-------- AVAILABLE DATA

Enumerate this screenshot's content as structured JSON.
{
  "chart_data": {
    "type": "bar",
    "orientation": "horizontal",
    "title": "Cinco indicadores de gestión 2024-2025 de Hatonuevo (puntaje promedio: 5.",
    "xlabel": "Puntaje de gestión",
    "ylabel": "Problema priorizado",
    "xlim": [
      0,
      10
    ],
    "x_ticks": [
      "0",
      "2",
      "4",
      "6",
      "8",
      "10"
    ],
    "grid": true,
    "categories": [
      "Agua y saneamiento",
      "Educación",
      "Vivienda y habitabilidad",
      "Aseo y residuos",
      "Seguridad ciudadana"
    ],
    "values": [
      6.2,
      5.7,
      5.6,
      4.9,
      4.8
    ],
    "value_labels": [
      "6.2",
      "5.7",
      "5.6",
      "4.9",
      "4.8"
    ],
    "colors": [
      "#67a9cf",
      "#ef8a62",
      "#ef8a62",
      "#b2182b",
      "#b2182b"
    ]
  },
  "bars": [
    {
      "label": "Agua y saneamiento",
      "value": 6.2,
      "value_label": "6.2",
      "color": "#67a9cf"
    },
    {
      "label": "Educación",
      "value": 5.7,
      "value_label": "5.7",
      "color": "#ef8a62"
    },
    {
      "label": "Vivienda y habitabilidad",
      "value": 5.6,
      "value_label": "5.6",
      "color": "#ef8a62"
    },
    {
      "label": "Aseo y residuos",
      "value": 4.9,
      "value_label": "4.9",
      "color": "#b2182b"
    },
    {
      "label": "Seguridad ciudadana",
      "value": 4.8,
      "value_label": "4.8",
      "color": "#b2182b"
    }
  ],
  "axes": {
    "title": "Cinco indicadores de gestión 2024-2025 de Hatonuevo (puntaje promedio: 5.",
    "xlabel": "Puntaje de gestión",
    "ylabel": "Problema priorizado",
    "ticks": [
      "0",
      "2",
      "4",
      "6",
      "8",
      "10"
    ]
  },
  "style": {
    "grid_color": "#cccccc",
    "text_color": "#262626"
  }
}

----------------

▶ _TASK DETAILS_
Filter the records, keeping only lines that contain "residuos", and show those lines.

▶ _TASK SOLUTION_
      "Aseo y residuos",
      "label": "Aseo y residuos",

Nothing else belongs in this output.